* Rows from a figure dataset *
▼▼▼

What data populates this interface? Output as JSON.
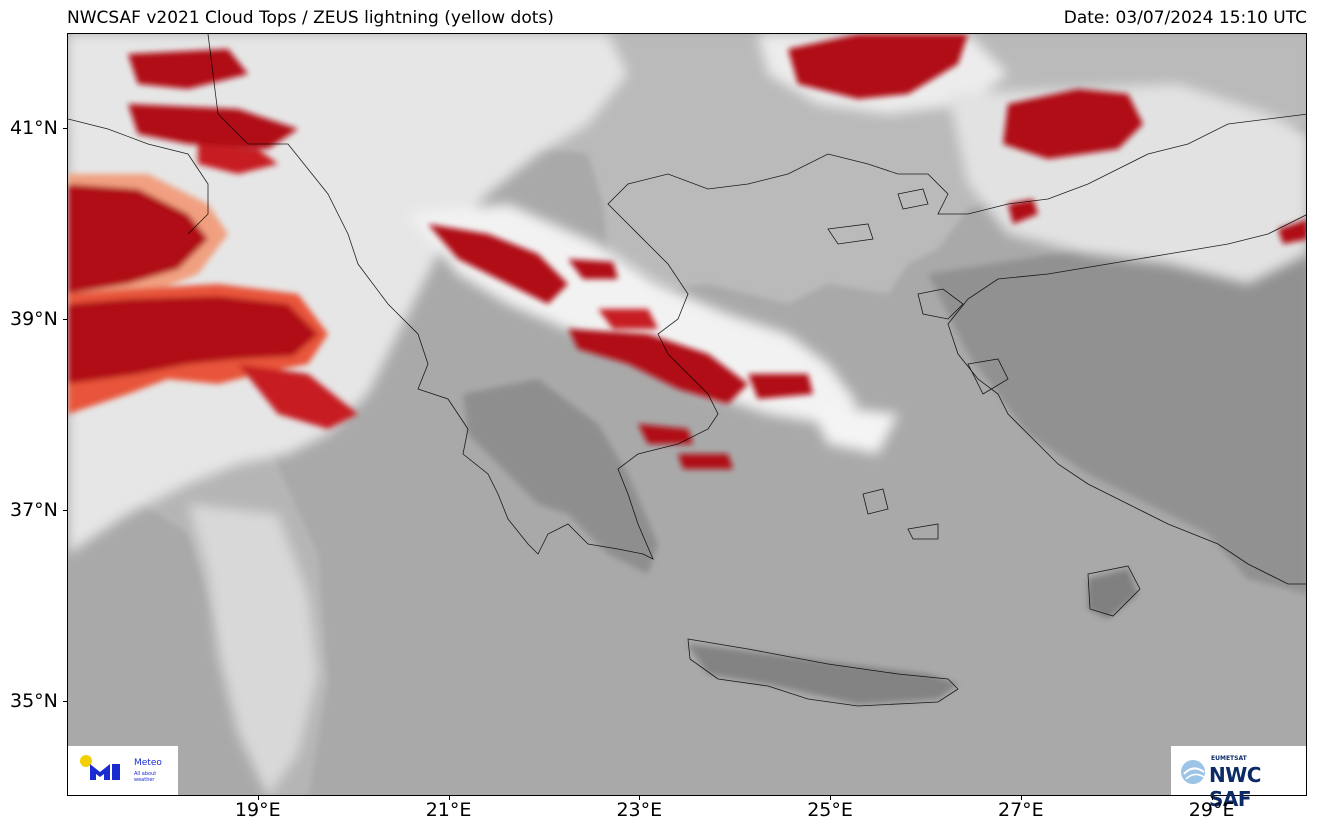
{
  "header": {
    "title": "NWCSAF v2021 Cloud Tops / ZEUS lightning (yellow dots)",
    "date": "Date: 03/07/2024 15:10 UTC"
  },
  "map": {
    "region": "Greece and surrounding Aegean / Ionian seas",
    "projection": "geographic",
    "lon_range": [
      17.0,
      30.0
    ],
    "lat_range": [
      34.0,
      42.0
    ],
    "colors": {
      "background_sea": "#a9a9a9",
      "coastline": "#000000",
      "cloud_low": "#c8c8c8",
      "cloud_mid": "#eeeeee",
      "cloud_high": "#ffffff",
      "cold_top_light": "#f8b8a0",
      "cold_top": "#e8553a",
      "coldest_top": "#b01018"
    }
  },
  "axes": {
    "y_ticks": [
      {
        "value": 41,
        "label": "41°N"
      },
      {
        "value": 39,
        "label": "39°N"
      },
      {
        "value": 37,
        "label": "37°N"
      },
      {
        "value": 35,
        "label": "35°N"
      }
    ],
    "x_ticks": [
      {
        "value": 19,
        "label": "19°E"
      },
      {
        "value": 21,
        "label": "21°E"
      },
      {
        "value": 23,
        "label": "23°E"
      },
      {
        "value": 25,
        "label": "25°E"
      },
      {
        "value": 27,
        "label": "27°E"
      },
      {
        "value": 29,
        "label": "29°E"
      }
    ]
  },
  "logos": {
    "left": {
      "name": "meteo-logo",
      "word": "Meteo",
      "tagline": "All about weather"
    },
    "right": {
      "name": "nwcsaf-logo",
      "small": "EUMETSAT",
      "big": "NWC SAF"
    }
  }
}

▲▲▲

* TO DO *
The listing above must be printed again exactly, minus its pictures.

* ANSWER *
What data populates this interface? Output as JSON.
{
  "header": {
    "title": "NWCSAF v2021 Cloud Tops / ZEUS lightning (yellow dots)",
    "date": "Date: 03/07/2024 15:10 UTC"
  },
  "map": {
    "region": "Greece and surrounding Aegean / Ionian seas",
    "projection": "geographic",
    "lon_range": [
      17.0,
      30.0
    ],
    "lat_range": [
      34.0,
      42.0
    ],
    "colors": {
      "background_sea": "#a9a9a9",
      "coastline": "#000000",
      "cloud_low": "#c8c8c8",
      "cloud_mid": "#eeeeee",
      "cloud_high": "#ffffff",
      "cold_top_light": "#f8b8a0",
      "cold_top": "#e8553a",
      "coldest_top": "#b01018"
    }
  },
  "axes": {
    "y_ticks": [
      {
        "value": 41,
        "label": "41°N"
      },
      {
        "value": 39,
        "label": "39°N"
      },
      {
        "value": 37,
        "label": "37°N"
      },
      {
        "value": 35,
        "label": "35°N"
      }
    ],
    "x_ticks": [
      {
        "value": 19,
        "label": "19°E"
      },
      {
        "value": 21,
        "label": "21°E"
      },
      {
        "value": 23,
        "label": "23°E"
      },
      {
        "value": 25,
        "label": "25°E"
      },
      {
        "value": 27,
        "label": "27°E"
      },
      {
        "value": 29,
        "label": "29°E"
      }
    ]
  },
  "logos": {
    "left": {
      "name": "meteo-logo",
      "word": "Meteo",
      "tagline": "All about weather"
    },
    "right": {
      "name": "nwcsaf-logo",
      "small": "EUMETSAT",
      "big": "NWC SAF"
    }
  }
}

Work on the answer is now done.